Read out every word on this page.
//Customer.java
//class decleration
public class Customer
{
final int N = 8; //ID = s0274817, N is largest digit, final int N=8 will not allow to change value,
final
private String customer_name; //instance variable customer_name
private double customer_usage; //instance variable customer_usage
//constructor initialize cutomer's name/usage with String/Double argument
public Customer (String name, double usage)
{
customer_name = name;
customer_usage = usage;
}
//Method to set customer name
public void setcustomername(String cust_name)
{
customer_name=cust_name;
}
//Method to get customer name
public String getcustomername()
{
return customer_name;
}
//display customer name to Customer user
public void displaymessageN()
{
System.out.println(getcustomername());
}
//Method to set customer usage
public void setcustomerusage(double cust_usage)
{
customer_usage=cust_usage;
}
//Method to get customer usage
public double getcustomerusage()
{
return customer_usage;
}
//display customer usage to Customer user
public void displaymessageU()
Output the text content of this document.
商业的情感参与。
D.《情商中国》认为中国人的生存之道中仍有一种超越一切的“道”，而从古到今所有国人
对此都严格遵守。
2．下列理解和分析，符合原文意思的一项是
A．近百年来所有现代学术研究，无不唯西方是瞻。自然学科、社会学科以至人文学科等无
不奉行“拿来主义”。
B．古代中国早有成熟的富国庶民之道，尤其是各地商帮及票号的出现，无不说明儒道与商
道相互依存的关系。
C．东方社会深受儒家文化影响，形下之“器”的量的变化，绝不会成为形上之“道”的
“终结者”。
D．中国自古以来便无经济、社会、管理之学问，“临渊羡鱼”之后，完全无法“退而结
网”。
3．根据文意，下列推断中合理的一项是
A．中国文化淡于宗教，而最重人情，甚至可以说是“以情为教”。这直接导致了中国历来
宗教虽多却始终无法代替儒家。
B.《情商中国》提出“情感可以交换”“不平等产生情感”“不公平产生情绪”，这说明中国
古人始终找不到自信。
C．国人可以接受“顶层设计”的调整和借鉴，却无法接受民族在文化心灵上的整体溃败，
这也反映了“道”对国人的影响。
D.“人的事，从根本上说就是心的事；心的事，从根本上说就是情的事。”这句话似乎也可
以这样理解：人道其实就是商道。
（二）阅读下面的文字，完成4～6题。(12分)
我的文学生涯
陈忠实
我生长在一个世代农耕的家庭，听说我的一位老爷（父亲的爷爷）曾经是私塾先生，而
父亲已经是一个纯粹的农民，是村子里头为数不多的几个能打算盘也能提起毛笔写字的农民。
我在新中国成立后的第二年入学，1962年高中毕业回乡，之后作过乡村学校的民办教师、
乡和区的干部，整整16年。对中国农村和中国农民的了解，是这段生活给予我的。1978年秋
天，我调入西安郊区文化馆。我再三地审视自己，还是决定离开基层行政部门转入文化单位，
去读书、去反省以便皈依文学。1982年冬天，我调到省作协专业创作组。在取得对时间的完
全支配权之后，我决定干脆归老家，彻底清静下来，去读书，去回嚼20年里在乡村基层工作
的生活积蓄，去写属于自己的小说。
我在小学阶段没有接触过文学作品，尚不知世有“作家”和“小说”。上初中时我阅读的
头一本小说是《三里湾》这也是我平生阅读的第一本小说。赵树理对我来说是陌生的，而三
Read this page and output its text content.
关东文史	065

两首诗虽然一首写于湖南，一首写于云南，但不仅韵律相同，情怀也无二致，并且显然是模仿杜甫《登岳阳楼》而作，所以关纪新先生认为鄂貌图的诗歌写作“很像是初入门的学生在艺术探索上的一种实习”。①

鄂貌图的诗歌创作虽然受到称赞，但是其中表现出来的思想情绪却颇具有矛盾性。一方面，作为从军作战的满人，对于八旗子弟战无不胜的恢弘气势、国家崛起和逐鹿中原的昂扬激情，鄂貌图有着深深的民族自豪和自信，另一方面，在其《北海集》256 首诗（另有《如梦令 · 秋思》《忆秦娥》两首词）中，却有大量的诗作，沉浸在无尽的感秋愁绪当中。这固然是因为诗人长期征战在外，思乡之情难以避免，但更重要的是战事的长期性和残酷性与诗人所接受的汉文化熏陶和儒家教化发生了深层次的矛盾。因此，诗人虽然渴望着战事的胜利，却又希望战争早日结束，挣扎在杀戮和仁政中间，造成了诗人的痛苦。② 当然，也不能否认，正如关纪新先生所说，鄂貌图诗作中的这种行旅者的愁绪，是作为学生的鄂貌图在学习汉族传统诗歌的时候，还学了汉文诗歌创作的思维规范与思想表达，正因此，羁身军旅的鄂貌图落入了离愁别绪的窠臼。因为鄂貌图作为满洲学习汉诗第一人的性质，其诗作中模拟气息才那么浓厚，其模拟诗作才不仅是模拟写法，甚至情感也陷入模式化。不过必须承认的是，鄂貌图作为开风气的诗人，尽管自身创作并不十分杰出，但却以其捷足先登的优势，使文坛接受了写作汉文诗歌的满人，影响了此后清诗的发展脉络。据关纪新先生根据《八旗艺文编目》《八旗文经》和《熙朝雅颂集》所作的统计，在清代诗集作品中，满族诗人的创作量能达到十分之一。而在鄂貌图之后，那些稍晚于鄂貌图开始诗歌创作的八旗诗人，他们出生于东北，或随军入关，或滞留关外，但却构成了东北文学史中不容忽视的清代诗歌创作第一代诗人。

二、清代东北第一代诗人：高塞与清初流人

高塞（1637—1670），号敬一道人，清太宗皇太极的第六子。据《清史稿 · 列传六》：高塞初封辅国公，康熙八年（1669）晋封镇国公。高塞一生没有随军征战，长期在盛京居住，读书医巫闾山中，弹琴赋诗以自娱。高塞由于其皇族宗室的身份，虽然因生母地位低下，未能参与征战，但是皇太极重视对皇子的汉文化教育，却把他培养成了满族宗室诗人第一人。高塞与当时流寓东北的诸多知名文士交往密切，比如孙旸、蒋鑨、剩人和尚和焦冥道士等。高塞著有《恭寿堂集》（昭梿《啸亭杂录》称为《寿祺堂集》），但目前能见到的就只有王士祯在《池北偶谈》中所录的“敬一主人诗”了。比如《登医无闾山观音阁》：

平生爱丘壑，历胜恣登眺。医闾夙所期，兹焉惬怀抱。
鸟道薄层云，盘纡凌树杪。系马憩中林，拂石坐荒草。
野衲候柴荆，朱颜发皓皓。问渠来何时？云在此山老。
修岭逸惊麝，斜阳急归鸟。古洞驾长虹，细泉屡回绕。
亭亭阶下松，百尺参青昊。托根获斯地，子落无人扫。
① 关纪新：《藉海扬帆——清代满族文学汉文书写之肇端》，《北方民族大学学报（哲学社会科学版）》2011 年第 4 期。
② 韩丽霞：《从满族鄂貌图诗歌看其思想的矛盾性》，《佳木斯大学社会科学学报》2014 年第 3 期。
* * * * * * * * *
* **Exercise objective**
A single figure is required: the number of lines above in which the word "String" occurs.

* **Task response**
5